=== PROVIDED RECORDS ===

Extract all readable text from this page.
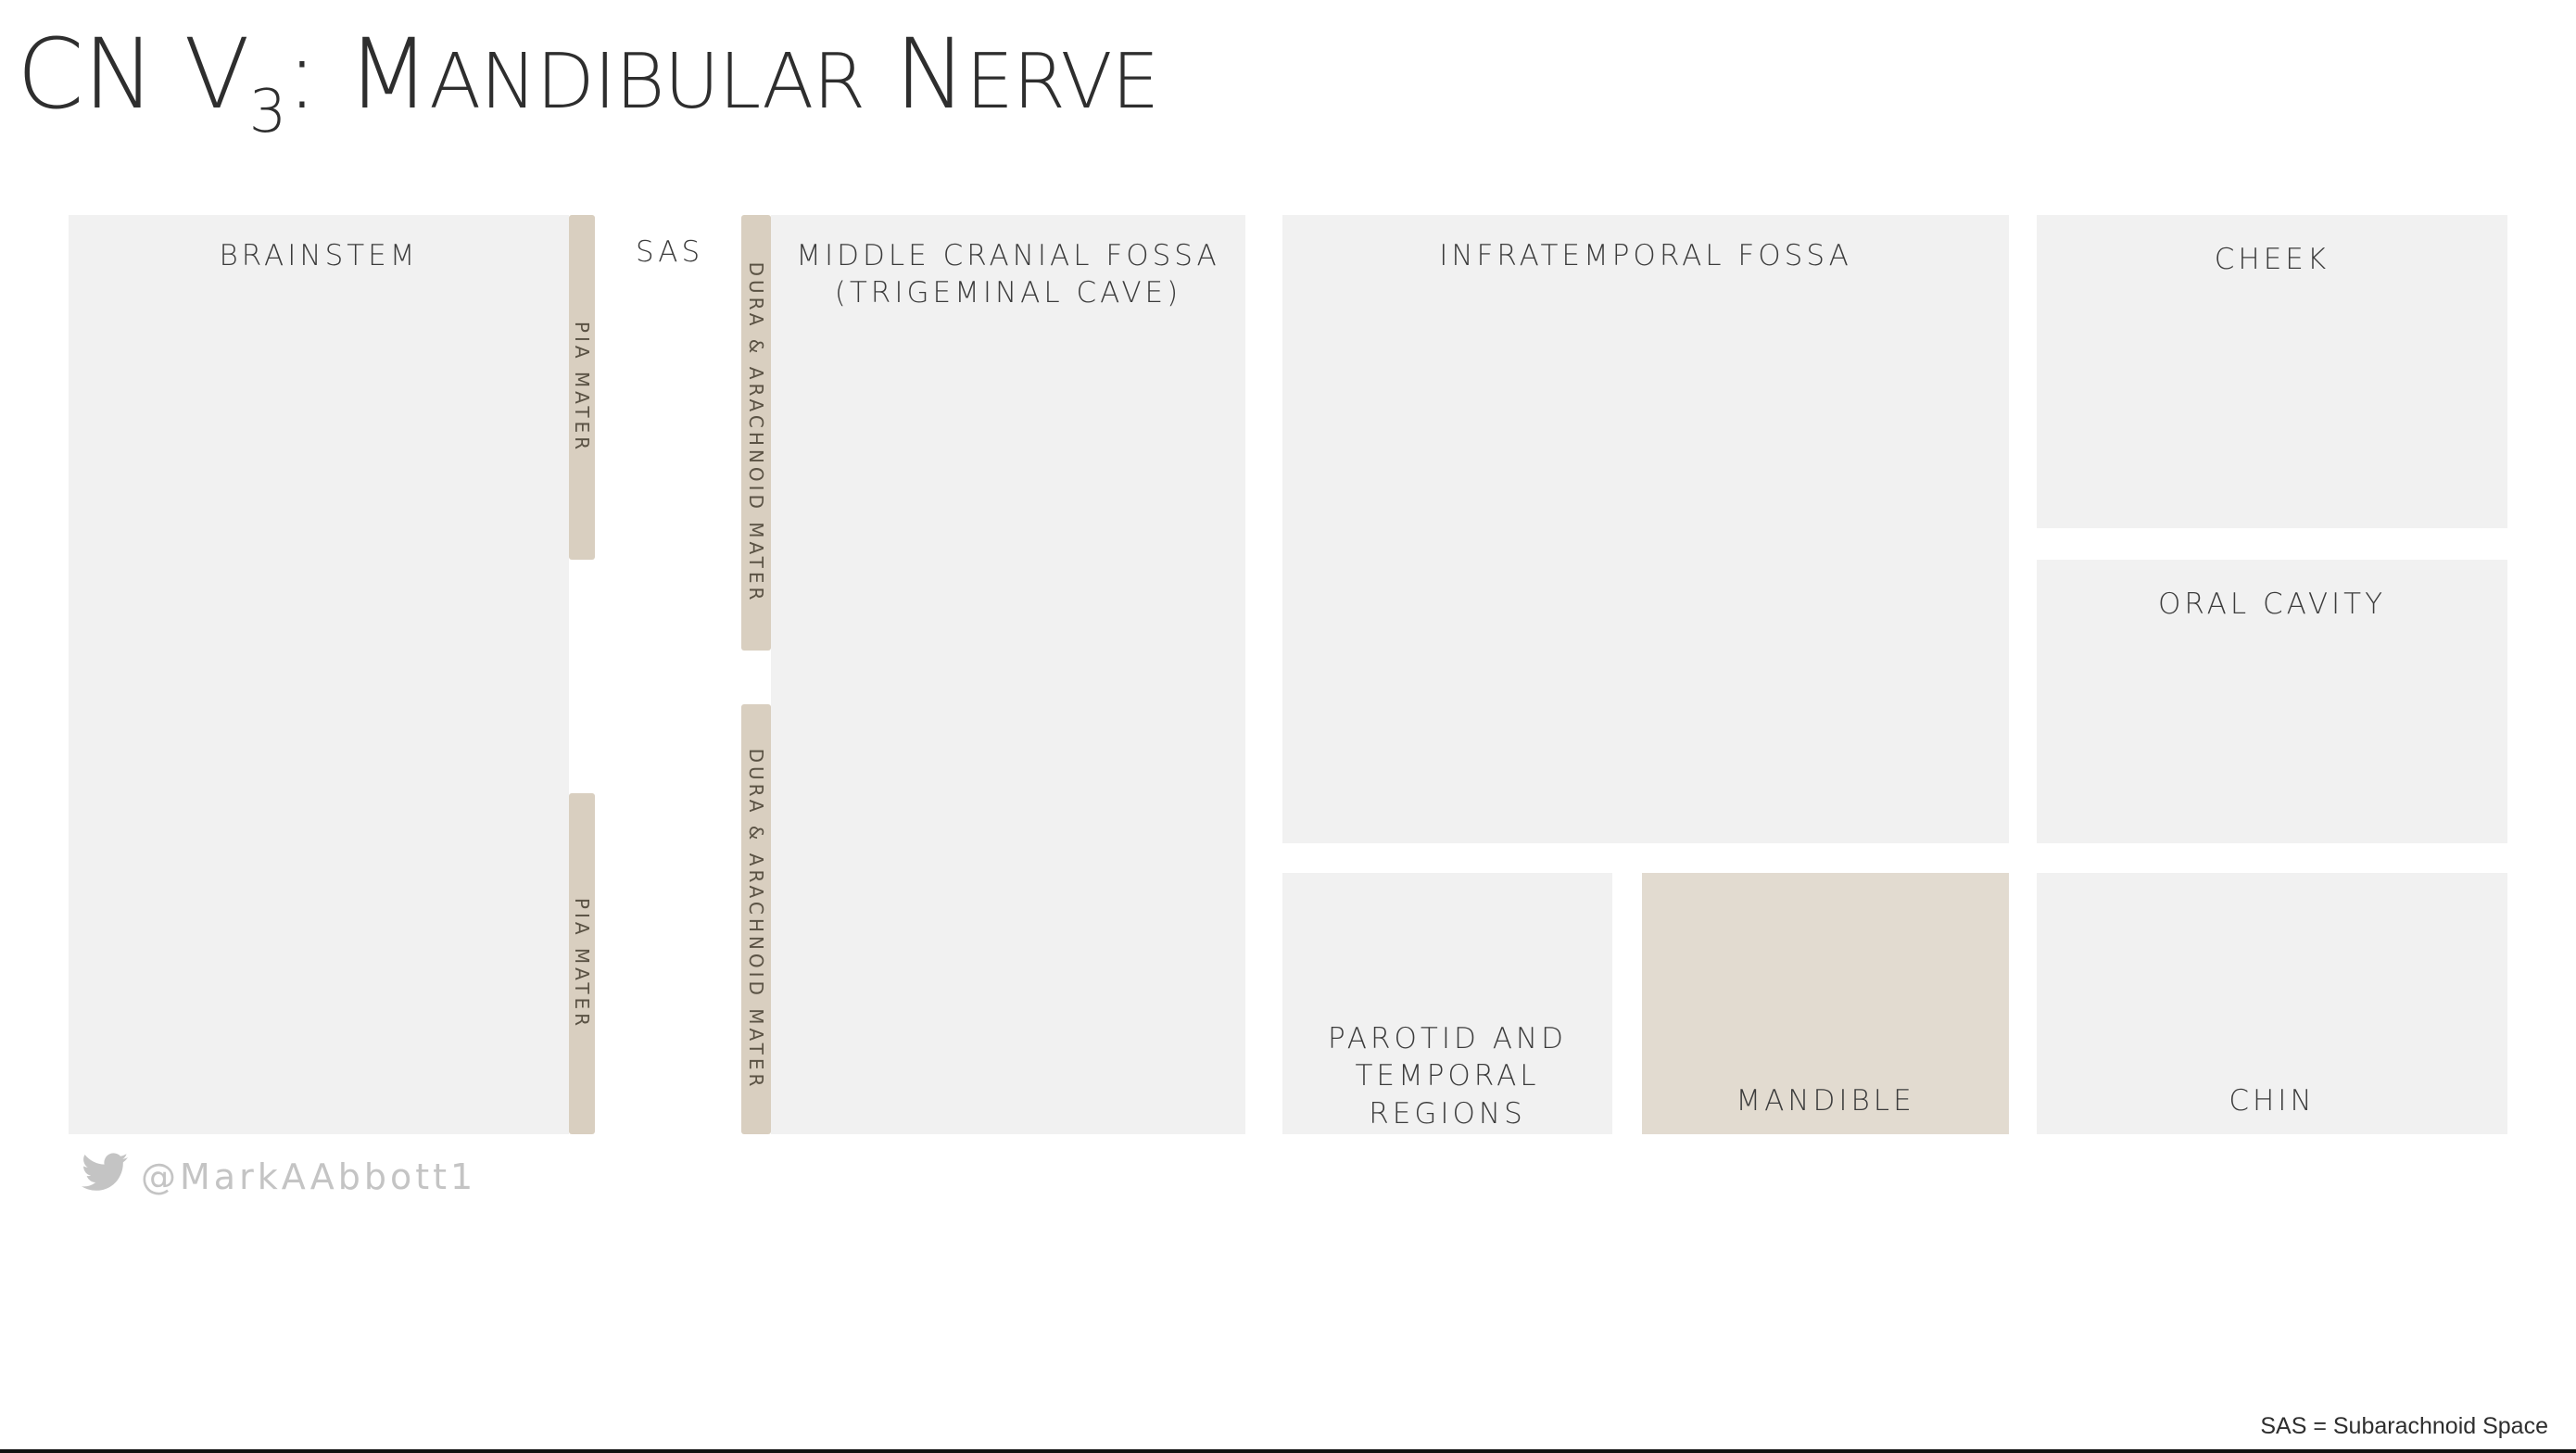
CN $V_3$: MANDIBULAR NERVE
BRAINSTEM
PIA MATER
PIA MATER
SAS
DURA & ARACHNOID MATER
DURA & ARACHNOID MATER
MIDDLE CRANIAL FOSSA
(TRIGEMINAL CAVE)
INFRATEMPORAL FOSSA	CHEEK
ORAL CAVITY
PAROTID AND
TEMPORAL REGIONS	MANDIBLE	CHIN
@MarkAAbbott1
SAS = Subarachnoid Space
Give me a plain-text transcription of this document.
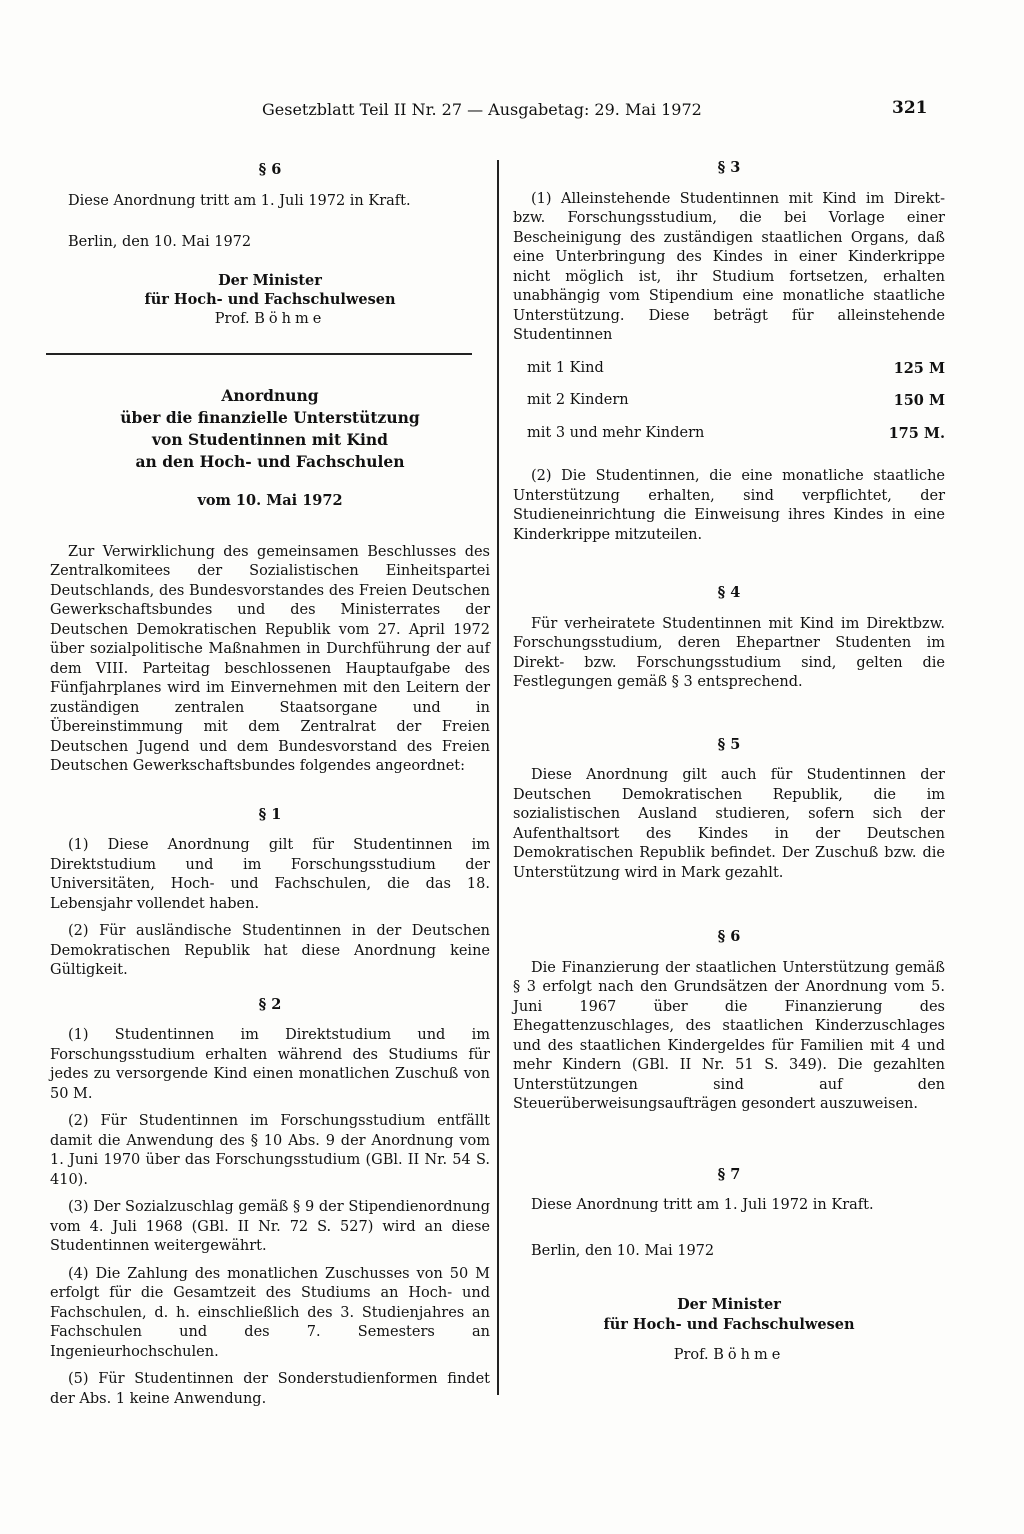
Gesetzblatt Teil II Nr. 27 — Ausgabetag: 29. Mai 1972	321
§ 6

Diese Anordnung tritt am 1. Juli 1972 in Kraft.

Berlin, den 10. Mai 1972

Der Minister
für Hoch- und Fachschulwesen
Prof. Böhme
Anordnung
über die finanzielle Unterstützung
von Studentinnen mit Kind
an den Hoch- und Fachschulen
vom 10. Mai 1972

Zur Verwirklichung des gemeinsamen Beschlusses des Zentralkomitees der Sozialistischen Einheitspartei Deutschlands, des Bundesvorstandes des Freien Deutschen Gewerkschaftsbundes und des Ministerrates der Deutschen Demokratischen Republik vom 27. April 1972 über sozialpolitische Maßnahmen in Durchführung der auf dem VIII. Parteitag beschlossenen Hauptaufgabe des Fünfjahrplanes wird im Einvernehmen mit den Leitern der zuständigen zentralen Staatsorgane und in Übereinstimmung mit dem Zentralrat der Freien Deutschen Jugend und dem Bundesvorstand des Freien Deutschen Gewerkschaftsbundes folgendes angeordnet:

§ 1

(1) Diese Anordnung gilt für Studentinnen im Direktstudium und im Forschungsstudium der Universitäten, Hoch- und Fachschulen, die das 18. Lebensjahr vollendet haben.

(2) Für ausländische Studentinnen in der Deutschen Demokratischen Republik hat diese Anordnung keine Gültigkeit.

§ 2

(1) Studentinnen im Direktstudium und im Forschungsstudium erhalten während des Studiums für jedes zu versorgende Kind einen monatlichen Zuschuß von 50 M.

(2) Für Studentinnen im Forschungsstudium entfällt damit die Anwendung des § 10 Abs. 9 der Anordnung vom 1. Juni 1970 über das Forschungsstudium (GBl. II Nr. 54 S. 410).

(3) Der Sozialzuschlag gemäß § 9 der Stipendienordnung vom 4. Juli 1968 (GBl. II Nr. 72 S. 527) wird an diese Studentinnen weitergewährt.

(4) Die Zahlung des monatlichen Zuschusses von 50 M erfolgt für die Gesamtzeit des Studiums an Hoch- und Fachschulen, d. h. einschließlich des 3. Studienjahres an Fachschulen und des 7. Semesters an Ingenieurhochschulen.

(5) Für Studentinnen der Sonderstudienformen findet der Abs. 1 keine Anwendung.

§ 3

(1) Alleinstehende Studentinnen mit Kind im Direkt- bzw. Forschungsstudium, die bei Vorlage einer Bescheinigung des zuständigen staatlichen Organs, daß eine Unterbringung des Kindes in einer Kinderkrippe nicht möglich ist, ihr Studium fortsetzen, erhalten unabhängig vom Stipendium eine monatliche staatliche Unterstützung. Diese beträgt für alleinstehende Studentinnen

mit 1 Kind	125 M
mit 2 Kindern	150 M
mit 3 und mehr Kindern	175 M.

(2) Die Studentinnen, die eine monatliche staatliche Unterstützung erhalten, sind verpflichtet, der Studieneinrichtung die Einweisung ihres Kindes in eine Kinderkrippe mitzuteilen.

§ 4

Für verheiratete Studentinnen mit Kind im Direktbzw. Forschungsstudium, deren Ehepartner Studenten im Direkt- bzw. Forschungsstudium sind, gelten die Festlegungen gemäß § 3 entsprechend.

§ 5

Diese Anordnung gilt auch für Studentinnen der Deutschen Demokratischen Republik, die im sozialistischen Ausland studieren, sofern sich der Aufenthaltsort des Kindes in der Deutschen Demokratischen Republik befindet. Der Zuschuß bzw. die Unterstützung wird in Mark gezahlt.

§ 6

Die Finanzierung der staatlichen Unterstützung gemäß § 3 erfolgt nach den Grundsätzen der Anordnung vom 5. Juni 1967 über die Finanzierung des Ehegattenzuschlages, des staatlichen Kinderzuschlages und des staatlichen Kindergeldes für Familien mit 4 und mehr Kindern (GBl. II Nr. 51 S. 349). Die gezahlten Unterstützungen sind auf den Steuerüberweisungsaufträgen gesondert auszuweisen.

§ 7

Diese Anordnung tritt am 1. Juli 1972 in Kraft.

Berlin, den 10. Mai 1972

Der Minister
für Hoch- und Fachschulwesen
Prof. Böhme
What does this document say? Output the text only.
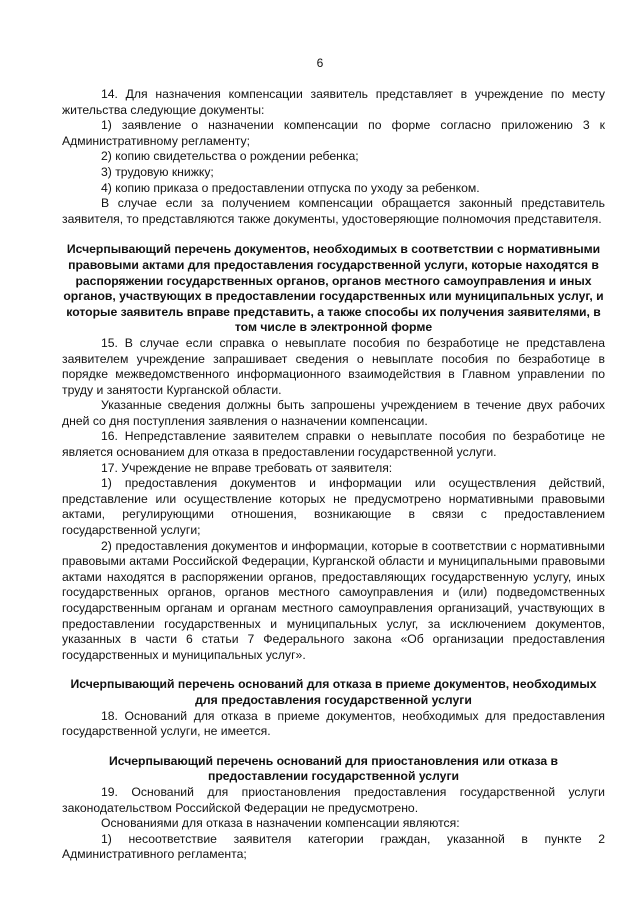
6

14. Для назначения компенсации заявитель представляет в учреждение по месту жительства следующие документы:

1) заявление о назначении компенсации по форме согласно приложению 3 к Административному регламенту;

2) копию свидетельства о рождении ребенка;

3) трудовую книжку;

4) копию приказа о предоставлении отпуска по уходу за ребенком.

В случае если за получением компенсации обращается законный представитель заявителя, то представляются также документы, удостоверяющие полномочия представителя.

Исчерпывающий перечень документов, необходимых в соответствии с нормативными правовыми актами для предоставления государственной услуги, которые находятся в распоряжении государственных органов, органов местного самоуправления и иных органов, участвующих в предоставлении государственных или муниципальных услуг, и которые заявитель вправе представить, а также способы их получения заявителями, в том числе в электронной форме

15. В случае если справка о невыплате пособия по безработице не представлена заявителем учреждение запрашивает сведения о невыплате пособия по безработице в порядке межведомственного информационного взаимодействия в Главном управлении по труду и занятости Курганской области.

Указанные сведения должны быть запрошены учреждением в течение двух рабочих дней со дня поступления заявления о назначении компенсации.

16. Непредставление заявителем справки о невыплате пособия по безработице не является основанием для отказа в предоставлении государственной услуги.

17. Учреждение не вправе требовать от заявителя:

1) предоставления документов и информации или осуществления действий, представление или осуществление которых не предусмотрено нормативными правовыми актами, регулирующими отношения, возникающие в связи с предоставлением государственной услуги;

2) предоставления документов и информации, которые в соответствии с нормативными правовыми актами Российской Федерации, Курганской области и муниципальными правовыми актами находятся в распоряжении органов, предоставляющих государственную услугу, иных государственных органов, органов местного самоуправления и (или) подведомственных государственным органам и органам местного самоуправления организаций, участвующих в предоставлении государственных и муниципальных услуг, за исключением документов, указанных в части 6 статьи 7 Федерального закона «Об организации предоставления государственных и муниципальных услуг».

Исчерпывающий перечень оснований для отказа в приеме документов, необходимых для предоставления государственной услуги

18. Оснований для отказа в приеме документов, необходимых для предоставления государственной услуги, не имеется.

Исчерпывающий перечень оснований для приостановления или отказа в предоставлении государственной услуги

19. Оснований для приостановления предоставления государственной услуги законодательством Российской Федерации не предусмотрено.

Основаниями для отказа в назначении компенсации являются:

1) несоответствие заявителя категории граждан, указанной в пункте 2 Административного регламента;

===

WRITTEN INSTRUCTION
Reproduce each line exactly as it appears, omitting the pictures.

WRITTEN SOLUTION
Extract all readable text from this page.
CN $V_3$: MANDIBULAR NERVE
BRAINSTEM
PIA MATER
PIA MATER
SAS
DURA & ARACHNOID MATER
DURA & ARACHNOID MATER
MIDDLE CRANIAL FOSSA
(TRIGEMINAL CAVE)
INFRATEMPORAL FOSSA	CHEEK
ORAL CAVITY
PAROTID AND
TEMPORAL REGIONS	MANDIBLE	CHIN
@MarkAAbbott1
SAS = Subarachnoid Space
Give me a plain-text transcription of this document.
Gesetzblatt Teil II Nr. 27 — Ausgabetag: 29. Mai 1972	321
§ 6

Diese Anordnung tritt am 1. Juli 1972 in Kraft.

Berlin, den 10. Mai 1972

Der Minister
für Hoch- und Fachschulwesen
Prof. Böhme
Anordnung
über die finanzielle Unterstützung
von Studentinnen mit Kind
an den Hoch- und Fachschulen
vom 10. Mai 1972

Zur Verwirklichung des gemeinsamen Beschlusses des Zentralkomitees der Sozialistischen Einheitspartei Deutschlands, des Bundesvorstandes des Freien Deutschen Gewerkschaftsbundes und des Ministerrates der Deutschen Demokratischen Republik vom 27. April 1972 über sozialpolitische Maßnahmen in Durchführung der auf dem VIII. Parteitag beschlossenen Hauptaufgabe des Fünfjahrplanes wird im Einvernehmen mit den Leitern der zuständigen zentralen Staatsorgane und in Übereinstimmung mit dem Zentralrat der Freien Deutschen Jugend und dem Bundesvorstand des Freien Deutschen Gewerkschaftsbundes folgendes angeordnet:

§ 1

(1) Diese Anordnung gilt für Studentinnen im Direktstudium und im Forschungsstudium der Universitäten, Hoch- und Fachschulen, die das 18. Lebensjahr vollendet haben.

(2) Für ausländische Studentinnen in der Deutschen Demokratischen Republik hat diese Anordnung keine Gültigkeit.

§ 2

(1) Studentinnen im Direktstudium und im Forschungsstudium erhalten während des Studiums für jedes zu versorgende Kind einen monatlichen Zuschuß von 50 M.

(2) Für Studentinnen im Forschungsstudium entfällt damit die Anwendung des § 10 Abs. 9 der Anordnung vom 1. Juni 1970 über das Forschungsstudium (GBl. II Nr. 54 S. 410).

(3) Der Sozialzuschlag gemäß § 9 der Stipendienordnung vom 4. Juli 1968 (GBl. II Nr. 72 S. 527) wird an diese Studentinnen weitergewährt.

(4) Die Zahlung des monatlichen Zuschusses von 50 M erfolgt für die Gesamtzeit des Studiums an Hoch- und Fachschulen, d. h. einschließlich des 3. Studienjahres an Fachschulen und des 7. Semesters an Ingenieurhochschulen.

(5) Für Studentinnen der Sonderstudienformen findet der Abs. 1 keine Anwendung.

§ 3

(1) Alleinstehende Studentinnen mit Kind im Direkt- bzw. Forschungsstudium, die bei Vorlage einer Bescheinigung des zuständigen staatlichen Organs, daß eine Unterbringung des Kindes in einer Kinderkrippe nicht möglich ist, ihr Studium fortsetzen, erhalten unabhängig vom Stipendium eine monatliche staatliche Unterstützung. Diese beträgt für alleinstehende Studentinnen

mit 1 Kind	125 M
mit 2 Kindern	150 M
mit 3 und mehr Kindern	175 M.

(2) Die Studentinnen, die eine monatliche staatliche Unterstützung erhalten, sind verpflichtet, der Studieneinrichtung die Einweisung ihres Kindes in eine Kinderkrippe mitzuteilen.

§ 4

Für verheiratete Studentinnen mit Kind im Direktbzw. Forschungsstudium, deren Ehepartner Studenten im Direkt- bzw. Forschungsstudium sind, gelten die Festlegungen gemäß § 3 entsprechend.

§ 5

Diese Anordnung gilt auch für Studentinnen der Deutschen Demokratischen Republik, die im sozialistischen Ausland studieren, sofern sich der Aufenthaltsort des Kindes in der Deutschen Demokratischen Republik befindet. Der Zuschuß bzw. die Unterstützung wird in Mark gezahlt.

§ 6

Die Finanzierung der staatlichen Unterstützung gemäß § 3 erfolgt nach den Grundsätzen der Anordnung vom 5. Juni 1967 über die Finanzierung des Ehegattenzuschlages, des staatlichen Kinderzuschlages und des staatlichen Kindergeldes für Familien mit 4 und mehr Kindern (GBl. II Nr. 51 S. 349). Die gezahlten Unterstützungen sind auf den Steuerüberweisungsaufträgen gesondert auszuweisen.

§ 7

Diese Anordnung tritt am 1. Juli 1972 in Kraft.

Berlin, den 10. Mai 1972

Der Minister
für Hoch- und Fachschulwesen
Prof. Böhme
What does this document say? Output the text only.
6

14. Для назначения компенсации заявитель представляет в учреждение по месту жительства следующие документы:

1) заявление о назначении компенсации по форме согласно приложению 3 к Административному регламенту;

2) копию свидетельства о рождении ребенка;

3) трудовую книжку;

4) копию приказа о предоставлении отпуска по уходу за ребенком.

В случае если за получением компенсации обращается законный представитель заявителя, то представляются также документы, удостоверяющие полномочия представителя.

Исчерпывающий перечень документов, необходимых в соответствии с нормативными правовыми актами для предоставления государственной услуги, которые находятся в распоряжении государственных органов, органов местного самоуправления и иных органов, участвующих в предоставлении государственных или муниципальных услуг, и которые заявитель вправе представить, а также способы их получения заявителями, в том числе в электронной форме

15. В случае если справка о невыплате пособия по безработице не представлена заявителем учреждение запрашивает сведения о невыплате пособия по безработице в порядке межведомственного информационного взаимодействия в Главном управлении по труду и занятости Курганской области.

Указанные сведения должны быть запрошены учреждением в течение двух рабочих дней со дня поступления заявления о назначении компенсации.

16. Непредставление заявителем справки о невыплате пособия по безработице не является основанием для отказа в предоставлении государственной услуги.

17. Учреждение не вправе требовать от заявителя:

1) предоставления документов и информации или осуществления действий, представление или осуществление которых не предусмотрено нормативными правовыми актами, регулирующими отношения, возникающие в связи с предоставлением государственной услуги;

2) предоставления документов и информации, которые в соответствии с нормативными правовыми актами Российской Федерации, Курганской области и муниципальными правовыми актами находятся в распоряжении органов, предоставляющих государственную услугу, иных государственных органов, органов местного самоуправления и (или) подведомственных государственным органам и органам местного самоуправления организаций, участвующих в предоставлении государственных и муниципальных услуг, за исключением документов, указанных в части 6 статьи 7 Федерального закона «Об организации предоставления государственных и муниципальных услуг».

Исчерпывающий перечень оснований для отказа в приеме документов, необходимых для предоставления государственной услуги

18. Оснований для отказа в приеме документов, необходимых для предоставления государственной услуги, не имеется.

Исчерпывающий перечень оснований для приостановления или отказа в предоставлении государственной услуги

19. Оснований для приостановления предоставления государственной услуги законодательством Российской Федерации не предусмотрено.

Основаниями для отказа в назначении компенсации являются:

1) несоответствие заявителя категории граждан, указанной в пункте 2 Административного регламента;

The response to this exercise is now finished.